_SET TASK_
Within the records that follow, find every line containing the string "JSON". Copy those lines.

_DATASET ENTRIES_
# # # #

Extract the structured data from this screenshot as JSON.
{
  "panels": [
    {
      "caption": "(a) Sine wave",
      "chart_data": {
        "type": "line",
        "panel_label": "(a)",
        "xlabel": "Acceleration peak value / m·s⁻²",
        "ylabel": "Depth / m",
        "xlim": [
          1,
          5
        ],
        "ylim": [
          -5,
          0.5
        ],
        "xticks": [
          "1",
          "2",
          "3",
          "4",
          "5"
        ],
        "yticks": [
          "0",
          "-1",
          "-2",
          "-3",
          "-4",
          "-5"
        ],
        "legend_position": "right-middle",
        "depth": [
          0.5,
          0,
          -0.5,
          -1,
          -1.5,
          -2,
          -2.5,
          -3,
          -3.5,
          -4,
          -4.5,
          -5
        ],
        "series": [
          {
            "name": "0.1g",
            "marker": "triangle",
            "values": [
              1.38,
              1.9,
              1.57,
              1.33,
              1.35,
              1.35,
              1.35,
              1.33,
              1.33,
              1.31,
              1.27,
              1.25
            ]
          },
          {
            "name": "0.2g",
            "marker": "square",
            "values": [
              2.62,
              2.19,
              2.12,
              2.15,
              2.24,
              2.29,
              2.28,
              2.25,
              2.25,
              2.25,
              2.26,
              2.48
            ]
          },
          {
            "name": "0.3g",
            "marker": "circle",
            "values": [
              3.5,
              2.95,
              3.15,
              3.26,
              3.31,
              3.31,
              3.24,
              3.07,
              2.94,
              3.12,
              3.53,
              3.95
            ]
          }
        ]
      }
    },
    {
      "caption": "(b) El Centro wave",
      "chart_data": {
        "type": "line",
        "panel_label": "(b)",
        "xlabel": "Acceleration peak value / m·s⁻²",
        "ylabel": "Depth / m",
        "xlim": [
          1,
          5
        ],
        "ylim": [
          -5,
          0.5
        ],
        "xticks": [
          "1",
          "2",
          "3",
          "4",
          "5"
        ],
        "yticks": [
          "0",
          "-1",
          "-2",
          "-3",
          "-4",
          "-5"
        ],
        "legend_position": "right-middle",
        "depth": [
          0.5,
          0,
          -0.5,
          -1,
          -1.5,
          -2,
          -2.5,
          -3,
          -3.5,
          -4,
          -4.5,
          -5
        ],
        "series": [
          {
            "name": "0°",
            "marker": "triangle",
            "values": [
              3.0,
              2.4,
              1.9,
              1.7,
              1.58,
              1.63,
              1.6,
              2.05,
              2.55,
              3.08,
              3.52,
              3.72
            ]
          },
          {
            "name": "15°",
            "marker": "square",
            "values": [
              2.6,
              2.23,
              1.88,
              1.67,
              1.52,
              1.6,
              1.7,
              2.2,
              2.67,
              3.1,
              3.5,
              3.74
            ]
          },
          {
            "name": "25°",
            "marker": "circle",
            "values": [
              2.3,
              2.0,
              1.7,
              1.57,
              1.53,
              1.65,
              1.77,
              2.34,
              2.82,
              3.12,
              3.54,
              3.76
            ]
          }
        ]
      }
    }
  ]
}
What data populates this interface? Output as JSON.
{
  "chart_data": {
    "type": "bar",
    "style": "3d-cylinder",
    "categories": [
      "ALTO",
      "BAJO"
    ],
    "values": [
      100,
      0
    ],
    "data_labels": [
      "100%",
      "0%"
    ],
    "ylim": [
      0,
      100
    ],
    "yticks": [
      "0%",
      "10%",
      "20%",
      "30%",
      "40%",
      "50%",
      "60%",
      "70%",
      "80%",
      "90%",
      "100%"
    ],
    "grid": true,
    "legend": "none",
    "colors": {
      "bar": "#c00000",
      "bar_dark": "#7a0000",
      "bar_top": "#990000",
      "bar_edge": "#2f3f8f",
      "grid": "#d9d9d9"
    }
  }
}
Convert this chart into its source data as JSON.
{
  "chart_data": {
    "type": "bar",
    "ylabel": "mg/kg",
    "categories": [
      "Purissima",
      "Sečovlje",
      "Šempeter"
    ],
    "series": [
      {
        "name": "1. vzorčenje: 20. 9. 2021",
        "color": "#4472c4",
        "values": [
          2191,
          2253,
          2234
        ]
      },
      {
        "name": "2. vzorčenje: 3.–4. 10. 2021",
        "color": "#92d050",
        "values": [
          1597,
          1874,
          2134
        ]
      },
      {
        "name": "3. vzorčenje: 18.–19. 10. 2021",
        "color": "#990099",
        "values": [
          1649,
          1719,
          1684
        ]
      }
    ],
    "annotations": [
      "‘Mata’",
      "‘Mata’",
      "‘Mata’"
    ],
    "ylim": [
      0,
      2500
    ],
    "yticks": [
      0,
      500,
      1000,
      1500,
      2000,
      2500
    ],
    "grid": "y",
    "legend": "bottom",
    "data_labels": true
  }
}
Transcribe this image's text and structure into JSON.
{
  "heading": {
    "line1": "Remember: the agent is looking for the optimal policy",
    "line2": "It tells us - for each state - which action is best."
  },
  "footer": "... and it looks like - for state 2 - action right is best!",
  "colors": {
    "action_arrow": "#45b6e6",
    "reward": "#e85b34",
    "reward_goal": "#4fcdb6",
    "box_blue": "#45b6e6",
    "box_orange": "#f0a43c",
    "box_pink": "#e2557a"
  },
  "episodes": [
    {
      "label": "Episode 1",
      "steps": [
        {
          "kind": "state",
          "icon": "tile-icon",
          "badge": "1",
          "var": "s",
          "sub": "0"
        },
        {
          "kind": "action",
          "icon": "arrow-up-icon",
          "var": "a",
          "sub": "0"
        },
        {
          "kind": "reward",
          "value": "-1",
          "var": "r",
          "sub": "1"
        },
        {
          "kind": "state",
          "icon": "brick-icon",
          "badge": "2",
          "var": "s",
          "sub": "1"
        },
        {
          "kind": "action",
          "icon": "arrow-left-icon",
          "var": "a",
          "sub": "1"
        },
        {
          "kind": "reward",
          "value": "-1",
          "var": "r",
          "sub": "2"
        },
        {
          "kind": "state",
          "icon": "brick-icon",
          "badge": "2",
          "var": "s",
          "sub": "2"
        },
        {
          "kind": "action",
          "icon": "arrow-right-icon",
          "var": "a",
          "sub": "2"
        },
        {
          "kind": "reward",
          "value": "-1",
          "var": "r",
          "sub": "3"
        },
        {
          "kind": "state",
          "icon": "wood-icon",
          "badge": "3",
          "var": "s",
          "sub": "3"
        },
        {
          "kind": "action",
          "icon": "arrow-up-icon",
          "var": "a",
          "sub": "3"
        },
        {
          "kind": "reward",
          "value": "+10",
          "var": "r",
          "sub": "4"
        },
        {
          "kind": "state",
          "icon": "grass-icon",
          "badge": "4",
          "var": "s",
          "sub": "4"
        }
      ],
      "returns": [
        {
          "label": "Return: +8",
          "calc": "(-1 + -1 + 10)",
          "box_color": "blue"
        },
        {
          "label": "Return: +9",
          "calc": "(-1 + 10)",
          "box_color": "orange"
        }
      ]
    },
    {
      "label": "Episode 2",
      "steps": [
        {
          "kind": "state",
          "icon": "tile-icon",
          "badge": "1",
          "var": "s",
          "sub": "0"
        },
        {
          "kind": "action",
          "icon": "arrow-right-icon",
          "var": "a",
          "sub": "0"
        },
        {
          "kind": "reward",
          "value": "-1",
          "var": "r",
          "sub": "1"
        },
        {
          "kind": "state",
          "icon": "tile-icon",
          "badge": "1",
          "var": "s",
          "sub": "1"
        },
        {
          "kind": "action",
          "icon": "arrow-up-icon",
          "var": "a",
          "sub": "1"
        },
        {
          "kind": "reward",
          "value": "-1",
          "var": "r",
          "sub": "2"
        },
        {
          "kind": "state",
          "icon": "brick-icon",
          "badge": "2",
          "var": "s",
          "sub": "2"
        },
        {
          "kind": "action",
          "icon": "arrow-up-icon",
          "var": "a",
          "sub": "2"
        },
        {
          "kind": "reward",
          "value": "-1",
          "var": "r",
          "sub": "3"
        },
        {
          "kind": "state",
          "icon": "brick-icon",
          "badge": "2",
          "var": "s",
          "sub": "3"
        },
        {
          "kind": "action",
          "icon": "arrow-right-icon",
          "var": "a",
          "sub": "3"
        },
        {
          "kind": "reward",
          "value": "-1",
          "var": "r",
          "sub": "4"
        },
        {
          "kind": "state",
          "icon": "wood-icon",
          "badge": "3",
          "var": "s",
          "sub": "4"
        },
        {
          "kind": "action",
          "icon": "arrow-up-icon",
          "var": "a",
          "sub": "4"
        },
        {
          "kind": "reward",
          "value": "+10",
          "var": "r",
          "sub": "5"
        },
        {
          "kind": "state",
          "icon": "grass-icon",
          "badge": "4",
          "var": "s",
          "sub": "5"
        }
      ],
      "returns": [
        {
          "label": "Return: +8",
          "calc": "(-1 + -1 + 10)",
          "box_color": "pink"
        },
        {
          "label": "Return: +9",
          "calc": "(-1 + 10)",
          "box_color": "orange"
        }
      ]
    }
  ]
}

# # # #

_EXPECTED ANSWER_
Extract the structured data from this screenshot as JSON.
What data populates this interface? Output as JSON.
Convert this chart into its source data as JSON.
Transcribe this image's text and structure into JSON.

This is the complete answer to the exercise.